Tekstfragment:
________
Op zijn kantoortje in de anarchistische wijk Exarcheia, in het centrum van Athene, vertelt directeur Lefteris Papagiannakis van de Griekse Vluchtelingenraad over de eenzame strijd die hij voert voor een meer humaan migratiebeleid. Over de effectiviteit van het hek is ook hij bijzonder sceptisch: er is altijd wel een manier te vinden om het te passeren.

Lees ook Muren en hekken om Europa: van een marginaal idee naar het hart van het migratiebeleid. Maar werkt het ook?

Wat je wel ziet, zegt hij, is dat vluchtelingen Griekenland gaan mijden door het hardvochtige beleid. „Zoals de mensen die vanuit de Turkije de boot namen, helemaal om Griekenland heenvoeren en uiteindelijk verdronken voor de kust van Italië.” Veel van deze verdronken migranten, onder wie de Afghaanse journaliste Torpekai Amarkhel, waren vrijwel zeker in aanmerking gekomen voor een verblijfsvergunning.

Papagiannakis haalt onderzoek aan waaruit blijkt dat mensen die hun land ontvluchten hoe dan ook zullen proberen om Europa te bereiken; afschrikwekkende maatregelen maken hun reis vooral gevaarlijker. Maar ook los van humanitaire overwegingen vindt hij het strenge Griekse migratiebeleid niet slim, zegt hij, terwijl er in een kamer verderop voor een jarige medewerker gezongen wordt.

„Griekenland maakt het mensen erg lastig om aan een verblijfsvergunning te komen. Tegelijkertijd komen we zestig- tot honderdduizend arbeidskrachten tekort in de landbouw en in het toerisme. Wie hier niet legaal mag werken, wijkt uit naar een ander Europees land of belandt op de zwarte markt. Daardoor loopt Griekenland belastinginkomsten mis.”

Behalve over Oekraïners, die net als in de rest van de EU mogen wonen en werken waar ze willen, denkt de Griekse regering volgens Papagiannakis uitsluitend over migranten als mensen zonder toekomst. „Over economische ontwikkeling denkt ze niet na.”

Juist economische leefbaarheid is het grote thema in grensregio Evros. Stadjes als Orestiada en Feres lopen leeg. Er zijn zo weinig economische kansen dat jongeren vaak blijven hangen als ze de regio verlaten om te gaan studeren. Tussen de volkstellingen van 2011 en 2021 daalde het aantal inwoners van de gemeente Orestiada met liefst 16 procent, van 37.000 naar 31.000. Gymleraar Petridis merkt het aan het afnemende aantal kinderen op de basisschool waar hij werkt.
________
Verstrekte gegevens:

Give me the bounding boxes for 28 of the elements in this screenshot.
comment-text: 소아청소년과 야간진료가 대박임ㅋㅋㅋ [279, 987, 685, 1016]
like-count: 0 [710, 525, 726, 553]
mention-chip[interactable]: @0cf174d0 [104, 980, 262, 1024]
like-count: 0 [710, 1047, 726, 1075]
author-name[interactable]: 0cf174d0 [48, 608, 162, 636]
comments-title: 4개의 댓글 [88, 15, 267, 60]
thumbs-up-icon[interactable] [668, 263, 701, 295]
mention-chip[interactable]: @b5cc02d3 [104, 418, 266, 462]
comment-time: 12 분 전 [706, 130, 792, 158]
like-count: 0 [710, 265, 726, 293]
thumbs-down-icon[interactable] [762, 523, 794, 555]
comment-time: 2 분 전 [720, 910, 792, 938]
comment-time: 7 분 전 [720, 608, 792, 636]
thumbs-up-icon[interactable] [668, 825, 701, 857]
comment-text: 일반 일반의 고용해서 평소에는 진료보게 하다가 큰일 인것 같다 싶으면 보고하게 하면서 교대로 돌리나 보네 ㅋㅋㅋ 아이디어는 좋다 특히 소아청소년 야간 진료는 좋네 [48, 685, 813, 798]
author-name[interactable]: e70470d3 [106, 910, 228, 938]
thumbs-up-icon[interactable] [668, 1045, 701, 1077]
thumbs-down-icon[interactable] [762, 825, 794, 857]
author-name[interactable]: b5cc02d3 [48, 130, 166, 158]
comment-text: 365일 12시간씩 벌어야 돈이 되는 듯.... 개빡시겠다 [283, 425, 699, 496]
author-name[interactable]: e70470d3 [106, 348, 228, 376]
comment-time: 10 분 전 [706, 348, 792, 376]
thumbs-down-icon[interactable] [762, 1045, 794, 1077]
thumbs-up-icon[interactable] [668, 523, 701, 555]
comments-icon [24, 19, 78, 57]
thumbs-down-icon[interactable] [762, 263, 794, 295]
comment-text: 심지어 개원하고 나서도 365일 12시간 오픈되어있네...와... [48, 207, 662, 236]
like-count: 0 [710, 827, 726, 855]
________
Uit te voeren:
**A.** Geef uit de tekst over het Griekse migratiebeleid woord voor woord het stuk weer tussen "Behalve over Oekraïners, die" en "waar hij werkt.", beide inbegrepen.
**B.** Schrijf alsjeblieft het vervolg van de tekst over het Griekse migratiebeleid, aansluitend op de laatste zin.

De resultaten:
**A.**
Behalve over Oekraïners, die net als in de rest van de EU mogen wonen en werken waar ze willen, denkt de Griekse regering volgens Papagiannakis uitsluitend over migranten als mensen zonder toekomst. „Over economische ontwikkeling denkt ze niet na.”

Juist economische leefbaarheid is het grote thema in grensregio Evros. Stadjes als Orestiada en Feres lopen leeg. Er zijn zo weinig economische kansen dat jongeren vaak blijven hangen als ze de regio verlaten om te gaan studeren. Tussen de volkstellingen van 2011 en 2021 daalde het aantal inwoners van de gemeente Orestiada met liefst 16 procent, van 37.000 naar 31.000. Gymleraar Petridis merkt het aan het afnemende aantal kinderen op de basisschool waar hij werkt.

**B.**
Wie wel blijft, of terugkeert, kan zelden een baan op niveau vinden, zegt serveerder Sofia Demerdesli (27) van café Bedredin in Orestiada. Zelf studeerde ze dramaturgie. „Ik heb van alles geprobeerd, ik ben zelfs nog even reisagent geweest in Bulgarije, maar ik kom niet verder. Ik verdien zo weinig dat ik maar weer bij mijn ouders ben gaan wonen, net als veel van mijn vrienden hier.”

We staan bekend om onze gastvrijheid, maar die eindigt als de ander moslim is

Sofia Demerdesli (27), serveerster

De enige economische kansen in de regio worden geboden door het hek en het identificatiecentrum voor migranten. Inwoners van de regio krijgen voorrang als er een vacature voor grenswacht is; iedereen hier kent er wel eentje. De oudste dochter van Petridis is met een grenswacht. „Daarom blijft zij wel. Maar we hebben bedrijvigheid nodig.”

Glaasje retsina

Zouden migranten de leegloop kunnen keren? Zo simpel ligt dat niet, zegt Hatzilazaros terwijl hij een glaasje retsina en patatjes aanbiedt. „Als er hier driehonderd vluchtelingen zouden komen, zouden alle andere inwoners van Feres vertrekken. Je kunt niet zomaar mensen toelaten die heel anders zijn dan wij.”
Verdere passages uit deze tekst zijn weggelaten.